At Aquatic, we are actively recruiting for a Software Engineer experienced in
developing, managing, and maintaining Machine Learning systems in production.
In this role, you will partner with the Quantitative Research team to build
battle-tested production trading systems and create automated infrastructure
to accelerate delivery of new models to live trading.
Role Details
- Develop and manage high quality, robust and efficient data and model pipelines
- Build tools that bring our models to live trading efficiently and in an automated, reproducible fashion
- Improve capabilities, performance, reliability, scalability and throughput of trading systems
- Work closely with quantitative, portfolio researchers to improve the profitability of trading tactics
Technical Experience:
- At least 3+ years of full-time professional software development experience
- Previous experience with building and maintaining production machine learning systems and/or real-time data ingestion
- Strong background in software engineering
- Expertise in Python and/or C++
- Comfortable with iterative software development; high standards for software quality and hygiene
- No experience required in finance and/or quantitative trading; interest is beneficial
Candidate Qualities:
- Strong bias for action
- Driven by accountability and internal urgency
- Desire to independently seek best solutions
- Preference for working in a team that focuses on delivering results aligned with Research goals
- Comfortable providing and receiving actionable feedback in a collaborative team setting
- Motivated by an ambitious environment and driven colleagues
The base salary for this role is anticipated to be between $150,000 and
$300,000, which is based on information at the time of posting. This position
may also be eligible for additional forms of compensation, such as a
discretionary bonus, and benefits. Discretionary bonus can be a significant
portion of total compensation. Actual compensation for successful candidates
will be carefully determined based on a number of factors, including their
unique skills, qualifications and relevant experience.

Dataset entries:
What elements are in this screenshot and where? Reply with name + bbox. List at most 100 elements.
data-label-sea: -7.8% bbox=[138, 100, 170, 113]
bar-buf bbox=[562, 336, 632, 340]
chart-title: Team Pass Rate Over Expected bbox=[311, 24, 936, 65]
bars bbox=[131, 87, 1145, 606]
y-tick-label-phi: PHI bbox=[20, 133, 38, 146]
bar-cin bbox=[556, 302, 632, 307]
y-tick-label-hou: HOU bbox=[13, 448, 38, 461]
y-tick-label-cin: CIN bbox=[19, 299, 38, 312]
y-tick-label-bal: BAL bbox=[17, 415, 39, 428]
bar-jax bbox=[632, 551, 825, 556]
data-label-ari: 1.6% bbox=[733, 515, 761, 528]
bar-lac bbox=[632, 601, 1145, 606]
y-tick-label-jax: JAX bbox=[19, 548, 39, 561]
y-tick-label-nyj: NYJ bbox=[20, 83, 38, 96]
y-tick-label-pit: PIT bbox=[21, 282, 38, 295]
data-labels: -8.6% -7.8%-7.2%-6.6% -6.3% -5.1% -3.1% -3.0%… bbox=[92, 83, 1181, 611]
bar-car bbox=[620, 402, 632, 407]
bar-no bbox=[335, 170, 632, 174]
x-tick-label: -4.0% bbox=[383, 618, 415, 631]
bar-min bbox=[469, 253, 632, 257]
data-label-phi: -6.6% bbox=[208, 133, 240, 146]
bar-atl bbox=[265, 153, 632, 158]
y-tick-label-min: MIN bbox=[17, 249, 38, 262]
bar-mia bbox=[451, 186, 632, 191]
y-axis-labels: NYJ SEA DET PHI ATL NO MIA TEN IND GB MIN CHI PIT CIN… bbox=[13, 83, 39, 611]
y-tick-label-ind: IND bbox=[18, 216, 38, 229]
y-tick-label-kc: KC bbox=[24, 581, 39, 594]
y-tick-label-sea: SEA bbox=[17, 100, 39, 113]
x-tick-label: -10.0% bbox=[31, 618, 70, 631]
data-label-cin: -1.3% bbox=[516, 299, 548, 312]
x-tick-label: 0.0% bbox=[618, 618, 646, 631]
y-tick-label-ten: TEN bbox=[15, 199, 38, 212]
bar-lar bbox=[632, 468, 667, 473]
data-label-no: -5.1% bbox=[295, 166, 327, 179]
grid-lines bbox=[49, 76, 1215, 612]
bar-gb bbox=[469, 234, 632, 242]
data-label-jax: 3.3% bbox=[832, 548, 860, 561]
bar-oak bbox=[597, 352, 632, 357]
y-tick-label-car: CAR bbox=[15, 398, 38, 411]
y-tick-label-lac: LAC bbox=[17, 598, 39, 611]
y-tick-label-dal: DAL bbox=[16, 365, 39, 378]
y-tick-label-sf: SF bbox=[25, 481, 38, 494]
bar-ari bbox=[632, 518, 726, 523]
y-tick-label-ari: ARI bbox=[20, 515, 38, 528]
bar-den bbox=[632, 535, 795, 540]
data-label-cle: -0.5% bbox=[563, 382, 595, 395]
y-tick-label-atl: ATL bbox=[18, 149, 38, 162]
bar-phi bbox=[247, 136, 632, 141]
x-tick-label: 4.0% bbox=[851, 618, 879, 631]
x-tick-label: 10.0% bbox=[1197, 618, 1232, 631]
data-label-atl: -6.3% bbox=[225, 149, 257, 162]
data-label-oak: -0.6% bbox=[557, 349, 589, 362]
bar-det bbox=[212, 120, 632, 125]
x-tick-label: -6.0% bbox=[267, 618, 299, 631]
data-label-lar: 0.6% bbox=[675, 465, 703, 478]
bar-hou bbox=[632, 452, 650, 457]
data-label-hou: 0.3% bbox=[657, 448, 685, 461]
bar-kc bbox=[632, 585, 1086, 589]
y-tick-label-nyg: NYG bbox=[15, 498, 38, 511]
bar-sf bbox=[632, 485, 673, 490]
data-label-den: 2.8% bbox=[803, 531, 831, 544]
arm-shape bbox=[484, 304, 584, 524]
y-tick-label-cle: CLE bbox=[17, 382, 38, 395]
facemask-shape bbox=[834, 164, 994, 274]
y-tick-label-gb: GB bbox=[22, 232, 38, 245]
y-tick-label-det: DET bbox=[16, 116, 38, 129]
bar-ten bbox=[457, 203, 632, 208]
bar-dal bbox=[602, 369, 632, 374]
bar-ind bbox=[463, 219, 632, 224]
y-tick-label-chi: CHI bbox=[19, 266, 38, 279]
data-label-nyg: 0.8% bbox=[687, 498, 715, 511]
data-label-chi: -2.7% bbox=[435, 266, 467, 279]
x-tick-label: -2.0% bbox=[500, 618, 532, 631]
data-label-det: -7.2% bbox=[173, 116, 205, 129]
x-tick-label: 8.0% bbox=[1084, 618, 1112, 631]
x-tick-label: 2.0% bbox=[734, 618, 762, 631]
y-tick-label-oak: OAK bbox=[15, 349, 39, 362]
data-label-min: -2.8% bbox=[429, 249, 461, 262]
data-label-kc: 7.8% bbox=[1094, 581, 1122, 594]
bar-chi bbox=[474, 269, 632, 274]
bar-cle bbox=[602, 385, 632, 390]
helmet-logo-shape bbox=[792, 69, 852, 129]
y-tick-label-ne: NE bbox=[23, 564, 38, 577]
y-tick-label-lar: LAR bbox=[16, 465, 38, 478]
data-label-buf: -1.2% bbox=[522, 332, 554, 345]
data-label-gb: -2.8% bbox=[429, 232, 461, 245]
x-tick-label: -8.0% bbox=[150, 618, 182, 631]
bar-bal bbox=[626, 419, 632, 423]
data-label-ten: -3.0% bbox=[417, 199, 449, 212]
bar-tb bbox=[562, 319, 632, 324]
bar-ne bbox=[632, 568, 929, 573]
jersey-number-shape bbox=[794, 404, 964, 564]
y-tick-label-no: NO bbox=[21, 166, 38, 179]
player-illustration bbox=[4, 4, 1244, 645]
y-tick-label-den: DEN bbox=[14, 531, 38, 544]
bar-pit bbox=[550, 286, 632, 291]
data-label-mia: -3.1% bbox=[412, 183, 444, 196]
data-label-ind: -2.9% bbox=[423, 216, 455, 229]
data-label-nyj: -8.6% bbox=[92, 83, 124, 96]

EXERCISES →
1. Rewrite the paragraph of the job posting that begins "The base salary for this role" as a short bulleted list, keeping its main facts.
2. Please quote the job posting from "In this role, you" to "to live trading.".

ANSWERS BY TASK →
1.
- Anticipated base salary: $150,000 to $300,000, based on information at the time of posting
- Possible additional compensation, such as a discretionary bonus, plus benefits
- The discretionary bonus can be a significant portion of total compensation
- Actual pay depends on factors including the candidate's unique skills, qualifications and relevant experience

2.
In this role, you will partner with the Quantitative Research team to build
battle-tested production trading systems and create automated infrastructure
to accelerate delivery of new models to live trading.